Extract all records. Keep each one exact.

══ Records

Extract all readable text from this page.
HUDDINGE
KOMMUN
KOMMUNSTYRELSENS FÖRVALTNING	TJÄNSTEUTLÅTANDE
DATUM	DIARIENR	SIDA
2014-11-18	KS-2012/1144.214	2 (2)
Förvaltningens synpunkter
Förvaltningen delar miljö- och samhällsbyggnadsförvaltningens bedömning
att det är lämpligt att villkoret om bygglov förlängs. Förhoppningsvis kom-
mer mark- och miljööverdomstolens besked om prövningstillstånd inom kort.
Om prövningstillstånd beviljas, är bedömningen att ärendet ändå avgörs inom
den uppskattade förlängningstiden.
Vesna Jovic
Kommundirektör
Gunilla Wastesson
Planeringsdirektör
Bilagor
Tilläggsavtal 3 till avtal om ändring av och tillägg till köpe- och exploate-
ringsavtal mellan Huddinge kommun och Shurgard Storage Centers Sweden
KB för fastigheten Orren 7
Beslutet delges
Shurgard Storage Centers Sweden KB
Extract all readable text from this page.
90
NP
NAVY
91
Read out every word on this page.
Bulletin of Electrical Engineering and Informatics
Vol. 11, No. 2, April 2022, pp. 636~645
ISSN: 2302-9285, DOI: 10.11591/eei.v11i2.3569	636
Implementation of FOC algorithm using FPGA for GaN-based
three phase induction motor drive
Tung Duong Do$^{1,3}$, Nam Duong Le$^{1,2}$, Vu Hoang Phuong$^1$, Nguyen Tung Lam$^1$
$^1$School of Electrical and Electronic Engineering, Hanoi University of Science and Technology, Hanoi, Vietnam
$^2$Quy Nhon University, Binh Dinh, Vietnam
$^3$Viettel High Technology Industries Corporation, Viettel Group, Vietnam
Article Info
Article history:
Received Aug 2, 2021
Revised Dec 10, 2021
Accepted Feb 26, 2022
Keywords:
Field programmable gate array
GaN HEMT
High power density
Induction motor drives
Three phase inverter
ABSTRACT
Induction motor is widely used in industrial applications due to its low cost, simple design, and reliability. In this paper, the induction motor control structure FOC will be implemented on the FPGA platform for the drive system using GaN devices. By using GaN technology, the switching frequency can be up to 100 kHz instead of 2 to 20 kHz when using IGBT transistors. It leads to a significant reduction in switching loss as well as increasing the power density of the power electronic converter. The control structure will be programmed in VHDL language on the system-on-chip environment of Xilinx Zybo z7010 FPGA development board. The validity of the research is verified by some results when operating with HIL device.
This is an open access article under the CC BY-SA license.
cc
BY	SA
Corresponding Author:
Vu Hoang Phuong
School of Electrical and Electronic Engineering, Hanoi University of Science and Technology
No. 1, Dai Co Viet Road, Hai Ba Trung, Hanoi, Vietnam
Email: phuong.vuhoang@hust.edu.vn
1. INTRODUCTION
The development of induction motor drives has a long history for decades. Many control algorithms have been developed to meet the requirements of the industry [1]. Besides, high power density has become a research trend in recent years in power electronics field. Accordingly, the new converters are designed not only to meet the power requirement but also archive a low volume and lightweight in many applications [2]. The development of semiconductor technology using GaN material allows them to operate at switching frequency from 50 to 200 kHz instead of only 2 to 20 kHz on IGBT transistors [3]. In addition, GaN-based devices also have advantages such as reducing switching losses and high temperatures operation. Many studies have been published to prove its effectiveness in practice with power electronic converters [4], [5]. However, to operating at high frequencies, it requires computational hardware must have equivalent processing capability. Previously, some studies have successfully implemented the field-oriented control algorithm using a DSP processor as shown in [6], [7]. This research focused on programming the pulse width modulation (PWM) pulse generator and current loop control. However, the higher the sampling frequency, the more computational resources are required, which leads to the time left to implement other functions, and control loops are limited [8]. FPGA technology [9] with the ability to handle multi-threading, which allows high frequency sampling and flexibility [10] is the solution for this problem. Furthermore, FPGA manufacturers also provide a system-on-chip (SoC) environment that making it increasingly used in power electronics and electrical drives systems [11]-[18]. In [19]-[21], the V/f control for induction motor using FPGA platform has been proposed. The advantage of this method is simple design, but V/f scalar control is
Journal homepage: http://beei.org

════

▶ **The output**:
Extract all readable text from this page.
HUDDINGE
KOMMUN
KOMMUNSTYRELSENS FÖRVALTNING	TJÄNSTEUTLÅTANDE
DATUM	DIARIENR	SIDA
2014-11-18	KS-2012/1144.214	2 (2)
Förvaltningens synpunkter
Förvaltningen delar miljö- och samhällsbyggnadsförvaltningens bedömning
att det är lämpligt att villkoret om bygglov förlängs. Förhoppningsvis kom-
mer mark- och miljööverdomstolens besked om prövningstillstånd inom kort.
Om prövningstillstånd beviljas, är bedömningen att ärendet ändå avgörs inom
den uppskattade förlängningstiden.
Vesna Jovic
Kommundirektör
Gunilla Wastesson
Planeringsdirektör
Bilagor
Tilläggsavtal 3 till avtal om ändring av och tillägg till köpe- och exploate-
ringsavtal mellan Huddinge kommun och Shurgard Storage Centers Sweden
KB för fastigheten Orren 7
Beslutet delges
Shurgard Storage Centers Sweden KB
Extract all readable text from this page.
90
NP
NAVY
91
Read out every word on this page.
Bulletin of Electrical Engineering and Informatics
Vol. 11, No. 2, April 2022, pp. 636~645
ISSN: 2302-9285, DOI: 10.11591/eei.v11i2.3569	636
Implementation of FOC algorithm using FPGA for GaN-based
three phase induction motor drive
Tung Duong Do$^{1,3}$, Nam Duong Le$^{1,2}$, Vu Hoang Phuong$^1$, Nguyen Tung Lam$^1$
$^1$School of Electrical and Electronic Engineering, Hanoi University of Science and Technology, Hanoi, Vietnam
$^2$Quy Nhon University, Binh Dinh, Vietnam
$^3$Viettel High Technology Industries Corporation, Viettel Group, Vietnam
Article Info
Article history:
Received Aug 2, 2021
Revised Dec 10, 2021
Accepted Feb 26, 2022
Keywords:
Field programmable gate array
GaN HEMT
High power density
Induction motor drives
Three phase inverter
ABSTRACT
Induction motor is widely used in industrial applications due to its low cost, simple design, and reliability. In this paper, the induction motor control structure FOC will be implemented on the FPGA platform for the drive system using GaN devices. By using GaN technology, the switching frequency can be up to 100 kHz instead of 2 to 20 kHz when using IGBT transistors. It leads to a significant reduction in switching loss as well as increasing the power density of the power electronic converter. The control structure will be programmed in VHDL language on the system-on-chip environment of Xilinx Zybo z7010 FPGA development board. The validity of the research is verified by some results when operating with HIL device.
This is an open access article under the CC BY-SA license.
cc
BY	SA
Corresponding Author:
Vu Hoang Phuong
School of Electrical and Electronic Engineering, Hanoi University of Science and Technology
No. 1, Dai Co Viet Road, Hai Ba Trung, Hanoi, Vietnam
Email: phuong.vuhoang@hust.edu.vn
1. INTRODUCTION
The development of induction motor drives has a long history for decades. Many control algorithms have been developed to meet the requirements of the industry [1]. Besides, high power density has become a research trend in recent years in power electronics field. Accordingly, the new converters are designed not only to meet the power requirement but also archive a low volume and lightweight in many applications [2]. The development of semiconductor technology using GaN material allows them to operate at switching frequency from 50 to 200 kHz instead of only 2 to 20 kHz on IGBT transistors [3]. In addition, GaN-based devices also have advantages such as reducing switching losses and high temperatures operation. Many studies have been published to prove its effectiveness in practice with power electronic converters [4], [5]. However, to operating at high frequencies, it requires computational hardware must have equivalent processing capability. Previously, some studies have successfully implemented the field-oriented control algorithm using a DSP processor as shown in [6], [7]. This research focused on programming the pulse width modulation (PWM) pulse generator and current loop control. However, the higher the sampling frequency, the more computational resources are required, which leads to the time left to implement other functions, and control loops are limited [8]. FPGA technology [9] with the ability to handle multi-threading, which allows high frequency sampling and flexibility [10] is the solution for this problem. Furthermore, FPGA manufacturers also provide a system-on-chip (SoC) environment that making it increasingly used in power electronics and electrical drives systems [11]-[18]. In [19]-[21], the V/f control for induction motor using FPGA platform has been proposed. The advantage of this method is simple design, but V/f scalar control is
Journal homepage: http://beei.org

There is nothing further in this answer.